RECORDS PROVIDED >>
§

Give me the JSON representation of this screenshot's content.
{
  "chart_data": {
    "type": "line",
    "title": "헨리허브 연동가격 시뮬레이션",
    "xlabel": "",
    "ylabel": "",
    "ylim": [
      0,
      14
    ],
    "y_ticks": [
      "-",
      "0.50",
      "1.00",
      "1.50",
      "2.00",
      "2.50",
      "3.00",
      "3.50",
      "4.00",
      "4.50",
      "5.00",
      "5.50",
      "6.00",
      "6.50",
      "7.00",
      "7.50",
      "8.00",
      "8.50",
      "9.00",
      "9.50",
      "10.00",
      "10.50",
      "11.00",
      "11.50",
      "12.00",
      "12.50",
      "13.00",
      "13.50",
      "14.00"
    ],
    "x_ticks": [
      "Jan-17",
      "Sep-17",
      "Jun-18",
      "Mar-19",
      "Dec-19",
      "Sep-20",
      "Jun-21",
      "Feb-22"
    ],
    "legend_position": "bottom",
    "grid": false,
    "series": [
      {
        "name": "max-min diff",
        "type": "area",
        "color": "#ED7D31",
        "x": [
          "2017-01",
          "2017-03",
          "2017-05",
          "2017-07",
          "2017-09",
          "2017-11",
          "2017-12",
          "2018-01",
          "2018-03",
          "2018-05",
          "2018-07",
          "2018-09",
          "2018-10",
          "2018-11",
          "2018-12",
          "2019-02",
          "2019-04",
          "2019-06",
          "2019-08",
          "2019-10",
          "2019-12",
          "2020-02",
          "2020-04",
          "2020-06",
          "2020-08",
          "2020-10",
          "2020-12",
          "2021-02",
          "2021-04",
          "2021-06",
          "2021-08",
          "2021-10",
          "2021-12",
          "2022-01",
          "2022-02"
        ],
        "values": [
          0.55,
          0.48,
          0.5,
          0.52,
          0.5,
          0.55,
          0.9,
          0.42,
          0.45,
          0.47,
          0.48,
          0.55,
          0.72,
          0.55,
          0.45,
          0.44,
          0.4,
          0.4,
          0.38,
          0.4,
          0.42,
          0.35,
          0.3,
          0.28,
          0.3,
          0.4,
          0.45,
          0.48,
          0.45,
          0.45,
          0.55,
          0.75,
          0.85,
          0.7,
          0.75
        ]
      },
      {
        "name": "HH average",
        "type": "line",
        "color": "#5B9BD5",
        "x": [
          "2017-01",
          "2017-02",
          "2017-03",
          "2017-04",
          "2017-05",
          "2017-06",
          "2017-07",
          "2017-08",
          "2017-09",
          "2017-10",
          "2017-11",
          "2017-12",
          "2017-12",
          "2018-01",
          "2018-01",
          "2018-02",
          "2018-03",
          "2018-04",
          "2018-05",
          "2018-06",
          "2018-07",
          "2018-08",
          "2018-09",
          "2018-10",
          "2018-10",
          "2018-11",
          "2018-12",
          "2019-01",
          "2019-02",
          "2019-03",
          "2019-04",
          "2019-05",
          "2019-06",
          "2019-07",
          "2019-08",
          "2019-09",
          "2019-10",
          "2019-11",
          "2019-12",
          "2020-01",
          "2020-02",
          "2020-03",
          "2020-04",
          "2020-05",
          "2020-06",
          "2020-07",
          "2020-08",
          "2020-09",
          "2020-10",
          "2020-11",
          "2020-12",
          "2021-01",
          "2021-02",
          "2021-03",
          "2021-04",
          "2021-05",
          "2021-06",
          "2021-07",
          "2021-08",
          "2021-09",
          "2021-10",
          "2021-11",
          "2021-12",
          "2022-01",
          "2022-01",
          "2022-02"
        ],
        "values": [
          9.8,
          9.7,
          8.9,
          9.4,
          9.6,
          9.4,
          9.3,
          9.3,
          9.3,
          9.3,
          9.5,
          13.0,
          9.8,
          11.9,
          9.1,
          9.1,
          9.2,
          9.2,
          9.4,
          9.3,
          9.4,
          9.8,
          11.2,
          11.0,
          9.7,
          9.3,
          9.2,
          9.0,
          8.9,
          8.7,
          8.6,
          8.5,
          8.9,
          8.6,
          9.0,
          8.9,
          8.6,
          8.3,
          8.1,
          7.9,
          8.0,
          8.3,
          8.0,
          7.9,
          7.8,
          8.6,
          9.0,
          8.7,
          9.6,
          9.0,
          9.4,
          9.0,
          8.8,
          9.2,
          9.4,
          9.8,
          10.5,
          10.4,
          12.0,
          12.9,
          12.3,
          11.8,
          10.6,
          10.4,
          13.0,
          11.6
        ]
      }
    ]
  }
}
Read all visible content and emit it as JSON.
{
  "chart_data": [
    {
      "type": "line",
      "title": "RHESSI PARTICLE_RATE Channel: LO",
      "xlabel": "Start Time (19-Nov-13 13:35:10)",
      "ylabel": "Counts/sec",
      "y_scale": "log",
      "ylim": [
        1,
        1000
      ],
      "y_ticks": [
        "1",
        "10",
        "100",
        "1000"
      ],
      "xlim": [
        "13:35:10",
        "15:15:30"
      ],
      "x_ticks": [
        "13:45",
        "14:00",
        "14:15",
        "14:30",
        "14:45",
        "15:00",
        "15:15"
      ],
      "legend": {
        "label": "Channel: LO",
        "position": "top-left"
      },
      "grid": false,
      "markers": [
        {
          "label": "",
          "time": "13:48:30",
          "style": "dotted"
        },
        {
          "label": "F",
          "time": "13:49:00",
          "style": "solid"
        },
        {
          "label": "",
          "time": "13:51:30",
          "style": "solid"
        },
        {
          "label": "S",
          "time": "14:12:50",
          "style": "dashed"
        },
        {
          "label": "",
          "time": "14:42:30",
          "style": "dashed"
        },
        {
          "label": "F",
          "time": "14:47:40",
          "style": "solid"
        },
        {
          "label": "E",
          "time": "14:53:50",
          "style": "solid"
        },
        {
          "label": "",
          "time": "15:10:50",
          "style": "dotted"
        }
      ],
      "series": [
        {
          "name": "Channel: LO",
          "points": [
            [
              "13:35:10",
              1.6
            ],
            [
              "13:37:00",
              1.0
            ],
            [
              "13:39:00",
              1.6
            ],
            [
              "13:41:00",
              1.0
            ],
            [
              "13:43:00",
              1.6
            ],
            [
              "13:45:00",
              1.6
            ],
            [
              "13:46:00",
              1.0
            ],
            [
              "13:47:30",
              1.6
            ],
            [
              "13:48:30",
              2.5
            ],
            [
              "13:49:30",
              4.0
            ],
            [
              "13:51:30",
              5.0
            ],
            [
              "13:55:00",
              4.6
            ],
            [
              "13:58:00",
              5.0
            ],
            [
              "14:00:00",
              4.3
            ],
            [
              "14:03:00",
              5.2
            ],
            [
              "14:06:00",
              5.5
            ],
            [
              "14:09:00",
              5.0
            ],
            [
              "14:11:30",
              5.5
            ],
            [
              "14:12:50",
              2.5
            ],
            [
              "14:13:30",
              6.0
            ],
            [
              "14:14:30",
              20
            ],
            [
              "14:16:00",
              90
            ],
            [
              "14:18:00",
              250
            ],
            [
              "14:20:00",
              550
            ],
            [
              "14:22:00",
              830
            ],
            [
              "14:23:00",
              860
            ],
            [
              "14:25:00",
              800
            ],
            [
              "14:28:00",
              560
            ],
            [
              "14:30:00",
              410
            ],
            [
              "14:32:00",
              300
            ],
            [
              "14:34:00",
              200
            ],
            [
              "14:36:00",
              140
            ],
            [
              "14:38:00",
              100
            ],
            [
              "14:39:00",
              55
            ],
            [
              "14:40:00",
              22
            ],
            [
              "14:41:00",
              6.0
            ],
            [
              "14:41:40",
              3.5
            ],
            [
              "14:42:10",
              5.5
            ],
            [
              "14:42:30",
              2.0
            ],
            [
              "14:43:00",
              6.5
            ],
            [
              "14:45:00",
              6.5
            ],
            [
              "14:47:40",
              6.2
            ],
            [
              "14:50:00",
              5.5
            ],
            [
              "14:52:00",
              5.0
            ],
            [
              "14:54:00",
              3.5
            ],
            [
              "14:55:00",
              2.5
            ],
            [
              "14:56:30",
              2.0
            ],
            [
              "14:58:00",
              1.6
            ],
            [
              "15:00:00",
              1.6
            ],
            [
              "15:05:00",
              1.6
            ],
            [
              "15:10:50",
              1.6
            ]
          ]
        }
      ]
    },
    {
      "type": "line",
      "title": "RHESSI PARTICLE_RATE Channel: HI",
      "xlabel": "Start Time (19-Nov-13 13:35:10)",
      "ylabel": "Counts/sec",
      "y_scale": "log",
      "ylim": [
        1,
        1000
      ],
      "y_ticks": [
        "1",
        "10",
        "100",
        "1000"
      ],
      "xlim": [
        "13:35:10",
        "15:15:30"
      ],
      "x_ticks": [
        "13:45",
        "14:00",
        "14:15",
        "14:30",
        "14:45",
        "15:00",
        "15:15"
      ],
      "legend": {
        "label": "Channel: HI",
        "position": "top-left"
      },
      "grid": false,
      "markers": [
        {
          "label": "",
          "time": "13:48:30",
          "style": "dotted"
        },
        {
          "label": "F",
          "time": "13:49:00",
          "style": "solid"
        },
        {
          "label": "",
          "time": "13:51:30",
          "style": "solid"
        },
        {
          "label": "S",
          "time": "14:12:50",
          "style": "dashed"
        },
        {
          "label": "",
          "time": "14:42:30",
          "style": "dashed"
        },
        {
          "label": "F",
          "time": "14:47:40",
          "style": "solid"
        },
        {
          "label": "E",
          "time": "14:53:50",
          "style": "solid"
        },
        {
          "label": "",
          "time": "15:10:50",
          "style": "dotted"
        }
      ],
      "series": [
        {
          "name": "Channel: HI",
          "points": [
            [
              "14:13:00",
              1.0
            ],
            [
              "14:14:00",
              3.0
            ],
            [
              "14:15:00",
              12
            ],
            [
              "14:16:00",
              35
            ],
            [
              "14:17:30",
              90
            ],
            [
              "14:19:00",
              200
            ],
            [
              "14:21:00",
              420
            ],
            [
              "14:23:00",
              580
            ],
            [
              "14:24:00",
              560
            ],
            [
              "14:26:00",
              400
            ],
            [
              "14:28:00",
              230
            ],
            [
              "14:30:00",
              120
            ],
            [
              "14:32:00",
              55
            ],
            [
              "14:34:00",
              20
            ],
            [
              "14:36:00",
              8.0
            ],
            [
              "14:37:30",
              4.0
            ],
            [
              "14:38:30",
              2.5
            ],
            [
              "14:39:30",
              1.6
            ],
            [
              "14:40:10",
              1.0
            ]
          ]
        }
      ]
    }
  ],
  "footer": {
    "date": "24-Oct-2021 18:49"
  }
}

§

JOB >> What is the number of lines in the listing that contain the string "content"? Reply with that number alone.

TASK SOLUTION >> 2